◆ **Exercise**
Go through the listing and write out all of it exactly.

◆ **Data for this task**

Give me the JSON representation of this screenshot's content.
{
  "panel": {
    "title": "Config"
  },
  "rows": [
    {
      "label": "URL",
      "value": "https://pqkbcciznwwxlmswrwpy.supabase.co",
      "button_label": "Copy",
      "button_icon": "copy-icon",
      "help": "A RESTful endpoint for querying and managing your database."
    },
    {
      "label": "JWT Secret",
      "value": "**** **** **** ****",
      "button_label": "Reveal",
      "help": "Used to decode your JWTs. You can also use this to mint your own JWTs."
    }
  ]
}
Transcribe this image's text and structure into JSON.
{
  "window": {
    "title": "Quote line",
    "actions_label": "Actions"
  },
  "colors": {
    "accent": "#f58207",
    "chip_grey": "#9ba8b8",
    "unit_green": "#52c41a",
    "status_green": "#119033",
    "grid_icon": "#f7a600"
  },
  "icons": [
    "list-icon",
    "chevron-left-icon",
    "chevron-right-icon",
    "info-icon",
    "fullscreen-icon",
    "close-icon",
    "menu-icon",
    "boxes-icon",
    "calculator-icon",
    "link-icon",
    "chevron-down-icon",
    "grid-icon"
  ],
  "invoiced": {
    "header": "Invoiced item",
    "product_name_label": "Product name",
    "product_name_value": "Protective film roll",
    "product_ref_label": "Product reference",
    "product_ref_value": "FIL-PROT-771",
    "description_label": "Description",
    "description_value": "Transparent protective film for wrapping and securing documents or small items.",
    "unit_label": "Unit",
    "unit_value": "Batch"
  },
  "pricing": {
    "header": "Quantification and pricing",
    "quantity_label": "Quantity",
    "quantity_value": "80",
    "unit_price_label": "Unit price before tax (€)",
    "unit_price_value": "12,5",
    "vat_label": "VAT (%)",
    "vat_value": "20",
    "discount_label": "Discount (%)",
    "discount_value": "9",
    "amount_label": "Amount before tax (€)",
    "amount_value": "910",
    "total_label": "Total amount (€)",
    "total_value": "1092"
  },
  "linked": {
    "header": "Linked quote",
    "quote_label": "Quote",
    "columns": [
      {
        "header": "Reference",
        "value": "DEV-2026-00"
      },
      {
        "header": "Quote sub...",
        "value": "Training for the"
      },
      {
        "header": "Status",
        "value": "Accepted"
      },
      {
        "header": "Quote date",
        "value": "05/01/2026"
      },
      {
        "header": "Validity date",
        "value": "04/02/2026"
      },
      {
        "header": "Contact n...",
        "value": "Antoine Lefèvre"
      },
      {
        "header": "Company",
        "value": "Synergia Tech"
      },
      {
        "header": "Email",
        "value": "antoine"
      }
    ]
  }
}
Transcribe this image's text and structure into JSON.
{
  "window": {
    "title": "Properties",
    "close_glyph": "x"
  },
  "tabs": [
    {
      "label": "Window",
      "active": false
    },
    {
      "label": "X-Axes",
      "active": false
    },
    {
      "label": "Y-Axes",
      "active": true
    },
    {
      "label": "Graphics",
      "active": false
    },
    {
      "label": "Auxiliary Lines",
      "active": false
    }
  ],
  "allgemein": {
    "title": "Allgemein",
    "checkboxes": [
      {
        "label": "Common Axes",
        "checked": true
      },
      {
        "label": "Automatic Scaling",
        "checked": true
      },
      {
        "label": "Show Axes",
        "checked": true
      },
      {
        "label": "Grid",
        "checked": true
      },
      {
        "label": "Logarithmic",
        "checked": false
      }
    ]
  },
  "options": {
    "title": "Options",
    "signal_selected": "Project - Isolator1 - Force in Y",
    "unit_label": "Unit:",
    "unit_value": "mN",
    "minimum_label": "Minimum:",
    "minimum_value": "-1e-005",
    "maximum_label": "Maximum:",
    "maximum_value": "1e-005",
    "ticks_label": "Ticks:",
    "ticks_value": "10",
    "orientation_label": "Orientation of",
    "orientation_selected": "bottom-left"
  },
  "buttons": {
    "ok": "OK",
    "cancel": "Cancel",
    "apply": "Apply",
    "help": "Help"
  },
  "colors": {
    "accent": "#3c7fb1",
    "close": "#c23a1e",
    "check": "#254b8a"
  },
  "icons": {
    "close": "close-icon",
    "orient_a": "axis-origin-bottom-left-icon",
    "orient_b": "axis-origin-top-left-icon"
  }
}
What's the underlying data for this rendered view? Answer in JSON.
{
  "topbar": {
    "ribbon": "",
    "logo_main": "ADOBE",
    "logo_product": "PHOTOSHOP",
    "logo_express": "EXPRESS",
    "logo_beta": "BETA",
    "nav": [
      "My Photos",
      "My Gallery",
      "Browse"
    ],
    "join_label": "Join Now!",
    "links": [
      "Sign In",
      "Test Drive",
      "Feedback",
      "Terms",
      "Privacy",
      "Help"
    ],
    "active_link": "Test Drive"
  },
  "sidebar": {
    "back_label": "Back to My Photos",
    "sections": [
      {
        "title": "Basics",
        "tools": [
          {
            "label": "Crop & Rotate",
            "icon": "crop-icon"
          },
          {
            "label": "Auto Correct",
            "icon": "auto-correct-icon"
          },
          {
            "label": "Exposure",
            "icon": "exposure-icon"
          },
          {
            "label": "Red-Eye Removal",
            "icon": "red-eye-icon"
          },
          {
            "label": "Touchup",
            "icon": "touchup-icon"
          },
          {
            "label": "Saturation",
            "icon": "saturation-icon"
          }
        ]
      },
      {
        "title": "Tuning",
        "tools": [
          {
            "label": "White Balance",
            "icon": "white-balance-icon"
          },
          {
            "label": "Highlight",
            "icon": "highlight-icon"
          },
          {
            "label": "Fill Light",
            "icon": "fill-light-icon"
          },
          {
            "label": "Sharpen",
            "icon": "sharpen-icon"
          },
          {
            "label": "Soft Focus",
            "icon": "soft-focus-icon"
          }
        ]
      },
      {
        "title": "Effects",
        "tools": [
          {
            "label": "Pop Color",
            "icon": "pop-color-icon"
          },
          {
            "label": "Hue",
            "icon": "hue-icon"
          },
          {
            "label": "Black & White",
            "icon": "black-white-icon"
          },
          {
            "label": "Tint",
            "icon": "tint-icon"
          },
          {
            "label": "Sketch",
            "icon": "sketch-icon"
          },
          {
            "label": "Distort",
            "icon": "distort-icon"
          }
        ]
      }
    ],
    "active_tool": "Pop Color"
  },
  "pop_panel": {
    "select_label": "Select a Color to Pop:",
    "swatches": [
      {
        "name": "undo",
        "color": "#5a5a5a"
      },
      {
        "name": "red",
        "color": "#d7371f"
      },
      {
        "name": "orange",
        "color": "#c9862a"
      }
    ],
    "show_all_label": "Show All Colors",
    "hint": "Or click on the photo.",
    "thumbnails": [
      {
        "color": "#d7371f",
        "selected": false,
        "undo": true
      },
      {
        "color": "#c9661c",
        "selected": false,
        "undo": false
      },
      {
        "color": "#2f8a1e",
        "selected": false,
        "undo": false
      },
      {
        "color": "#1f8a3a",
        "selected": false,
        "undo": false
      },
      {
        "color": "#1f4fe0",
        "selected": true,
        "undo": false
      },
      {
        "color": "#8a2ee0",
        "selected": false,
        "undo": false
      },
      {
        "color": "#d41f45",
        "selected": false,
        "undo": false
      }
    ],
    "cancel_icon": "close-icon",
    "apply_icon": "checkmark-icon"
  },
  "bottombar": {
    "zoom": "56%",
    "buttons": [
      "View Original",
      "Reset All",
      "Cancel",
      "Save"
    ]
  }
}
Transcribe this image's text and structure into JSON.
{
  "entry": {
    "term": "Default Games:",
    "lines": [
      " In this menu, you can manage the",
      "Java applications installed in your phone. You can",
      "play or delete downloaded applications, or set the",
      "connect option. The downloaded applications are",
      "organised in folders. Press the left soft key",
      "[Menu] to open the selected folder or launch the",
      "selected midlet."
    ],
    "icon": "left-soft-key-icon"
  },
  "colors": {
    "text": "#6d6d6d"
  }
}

◆ **The completed task**
Give me the JSON representation of this screenshot's content.
{
  "panel": {
    "title": "Config"
  },
  "rows": [
    {
      "label": "URL",
      "value": "https://pqkbcciznwwxlmswrwpy.supabase.co",
      "button_label": "Copy",
      "button_icon": "copy-icon",
      "help": "A RESTful endpoint for querying and managing your database."
    },
    {
      "label": "JWT Secret",
      "value": "**** **** **** ****",
      "button_label": "Reveal",
      "help": "Used to decode your JWTs. You can also use this to mint your own JWTs."
    }
  ]
}
Transcribe this image's text and structure into JSON.
{
  "window": {
    "title": "Quote line",
    "actions_label": "Actions"
  },
  "colors": {
    "accent": "#f58207",
    "chip_grey": "#9ba8b8",
    "unit_green": "#52c41a",
    "status_green": "#119033",
    "grid_icon": "#f7a600"
  },
  "icons": [
    "list-icon",
    "chevron-left-icon",
    "chevron-right-icon",
    "info-icon",
    "fullscreen-icon",
    "close-icon",
    "menu-icon",
    "boxes-icon",
    "calculator-icon",
    "link-icon",
    "chevron-down-icon",
    "grid-icon"
  ],
  "invoiced": {
    "header": "Invoiced item",
    "product_name_label": "Product name",
    "product_name_value": "Protective film roll",
    "product_ref_label": "Product reference",
    "product_ref_value": "FIL-PROT-771",
    "description_label": "Description",
    "description_value": "Transparent protective film for wrapping and securing documents or small items.",
    "unit_label": "Unit",
    "unit_value": "Batch"
  },
  "pricing": {
    "header": "Quantification and pricing",
    "quantity_label": "Quantity",
    "quantity_value": "80",
    "unit_price_label": "Unit price before tax (€)",
    "unit_price_value": "12,5",
    "vat_label": "VAT (%)",
    "vat_value": "20",
    "discount_label": "Discount (%)",
    "discount_value": "9",
    "amount_label": "Amount before tax (€)",
    "amount_value": "910",
    "total_label": "Total amount (€)",
    "total_value": "1092"
  },
  "linked": {
    "header": "Linked quote",
    "quote_label": "Quote",
    "columns": [
      {
        "header": "Reference",
        "value": "DEV-2026-00"
      },
      {
        "header": "Quote sub...",
        "value": "Training for the"
      },
      {
        "header": "Status",
        "value": "Accepted"
      },
      {
        "header": "Quote date",
        "value": "05/01/2026"
      },
      {
        "header": "Validity date",
        "value": "04/02/2026"
      },
      {
        "header": "Contact n...",
        "value": "Antoine Lefèvre"
      },
      {
        "header": "Company",
        "value": "Synergia Tech"
      },
      {
        "header": "Email",
        "value": "antoine"
      }
    ]
  }
}
Transcribe this image's text and structure into JSON.
{
  "window": {
    "title": "Properties",
    "close_glyph": "x"
  },
  "tabs": [
    {
      "label": "Window",
      "active": false
    },
    {
      "label": "X-Axes",
      "active": false
    },
    {
      "label": "Y-Axes",
      "active": true
    },
    {
      "label": "Graphics",
      "active": false
    },
    {
      "label": "Auxiliary Lines",
      "active": false
    }
  ],
  "allgemein": {
    "title": "Allgemein",
    "checkboxes": [
      {
        "label": "Common Axes",
        "checked": true
      },
      {
        "label": "Automatic Scaling",
        "checked": true
      },
      {
        "label": "Show Axes",
        "checked": true
      },
      {
        "label": "Grid",
        "checked": true
      },
      {
        "label": "Logarithmic",
        "checked": false
      }
    ]
  },
  "options": {
    "title": "Options",
    "signal_selected": "Project - Isolator1 - Force in Y",
    "unit_label": "Unit:",
    "unit_value": "mN",
    "minimum_label": "Minimum:",
    "minimum_value": "-1e-005",
    "maximum_label": "Maximum:",
    "maximum_value": "1e-005",
    "ticks_label": "Ticks:",
    "ticks_value": "10",
    "orientation_label": "Orientation of",
    "orientation_selected": "bottom-left"
  },
  "buttons": {
    "ok": "OK",
    "cancel": "Cancel",
    "apply": "Apply",
    "help": "Help"
  },
  "colors": {
    "accent": "#3c7fb1",
    "close": "#c23a1e",
    "check": "#254b8a"
  },
  "icons": {
    "close": "close-icon",
    "orient_a": "axis-origin-bottom-left-icon",
    "orient_b": "axis-origin-top-left-icon"
  }
}
What's the underlying data for this rendered view? Answer in JSON.
{
  "topbar": {
    "ribbon": "",
    "logo_main": "ADOBE",
    "logo_product": "PHOTOSHOP",
    "logo_express": "EXPRESS",
    "logo_beta": "BETA",
    "nav": [
      "My Photos",
      "My Gallery",
      "Browse"
    ],
    "join_label": "Join Now!",
    "links": [
      "Sign In",
      "Test Drive",
      "Feedback",
      "Terms",
      "Privacy",
      "Help"
    ],
    "active_link": "Test Drive"
  },
  "sidebar": {
    "back_label": "Back to My Photos",
    "sections": [
      {
        "title": "Basics",
        "tools": [
          {
            "label": "Crop & Rotate",
            "icon": "crop-icon"
          },
          {
            "label": "Auto Correct",
            "icon": "auto-correct-icon"
          },
          {
            "label": "Exposure",
            "icon": "exposure-icon"
          },
          {
            "label": "Red-Eye Removal",
            "icon": "red-eye-icon"
          },
          {
            "label": "Touchup",
            "icon": "touchup-icon"
          },
          {
            "label": "Saturation",
            "icon": "saturation-icon"
          }
        ]
      },
      {
        "title": "Tuning",
        "tools": [
          {
            "label": "White Balance",
            "icon": "white-balance-icon"
          },
          {
            "label": "Highlight",
            "icon": "highlight-icon"
          },
          {
            "label": "Fill Light",
            "icon": "fill-light-icon"
          },
          {
            "label": "Sharpen",
            "icon": "sharpen-icon"
          },
          {
            "label": "Soft Focus",
            "icon": "soft-focus-icon"
          }
        ]
      },
      {
        "title": "Effects",
        "tools": [
          {
            "label": "Pop Color",
            "icon": "pop-color-icon"
          },
          {
            "label": "Hue",
            "icon": "hue-icon"
          },
          {
            "label": "Black & White",
            "icon": "black-white-icon"
          },
          {
            "label": "Tint",
            "icon": "tint-icon"
          },
          {
            "label": "Sketch",
            "icon": "sketch-icon"
          },
          {
            "label": "Distort",
            "icon": "distort-icon"
          }
        ]
      }
    ],
    "active_tool": "Pop Color"
  },
  "pop_panel": {
    "select_label": "Select a Color to Pop:",
    "swatches": [
      {
        "name": "undo",
        "color": "#5a5a5a"
      },
      {
        "name": "red",
        "color": "#d7371f"
      },
      {
        "name": "orange",
        "color": "#c9862a"
      }
    ],
    "show_all_label": "Show All Colors",
    "hint": "Or click on the photo.",
    "thumbnails": [
      {
        "color": "#d7371f",
        "selected": false,
        "undo": true
      },
      {
        "color": "#c9661c",
        "selected": false,
        "undo": false
      },
      {
        "color": "#2f8a1e",
        "selected": false,
        "undo": false
      },
      {
        "color": "#1f8a3a",
        "selected": false,
        "undo": false
      },
      {
        "color": "#1f4fe0",
        "selected": true,
        "undo": false
      },
      {
        "color": "#8a2ee0",
        "selected": false,
        "undo": false
      },
      {
        "color": "#d41f45",
        "selected": false,
        "undo": false
      }
    ],
    "cancel_icon": "close-icon",
    "apply_icon": "checkmark-icon"
  },
  "bottombar": {
    "zoom": "56%",
    "buttons": [
      "View Original",
      "Reset All",
      "Cancel",
      "Save"
    ]
  }
}
Transcribe this image's text and structure into JSON.
{
  "entry": {
    "term": "Default Games:",
    "lines": [
      " In this menu, you can manage the",
      "Java applications installed in your phone. You can",
      "play or delete downloaded applications, or set the",
      "connect option. The downloaded applications are",
      "organised in folders. Press the left soft key",
      "[Menu] to open the selected folder or launch the",
      "selected midlet."
    ],
    "icon": "left-soft-key-icon"
  },
  "colors": {
    "text": "#6d6d6d"
  }
}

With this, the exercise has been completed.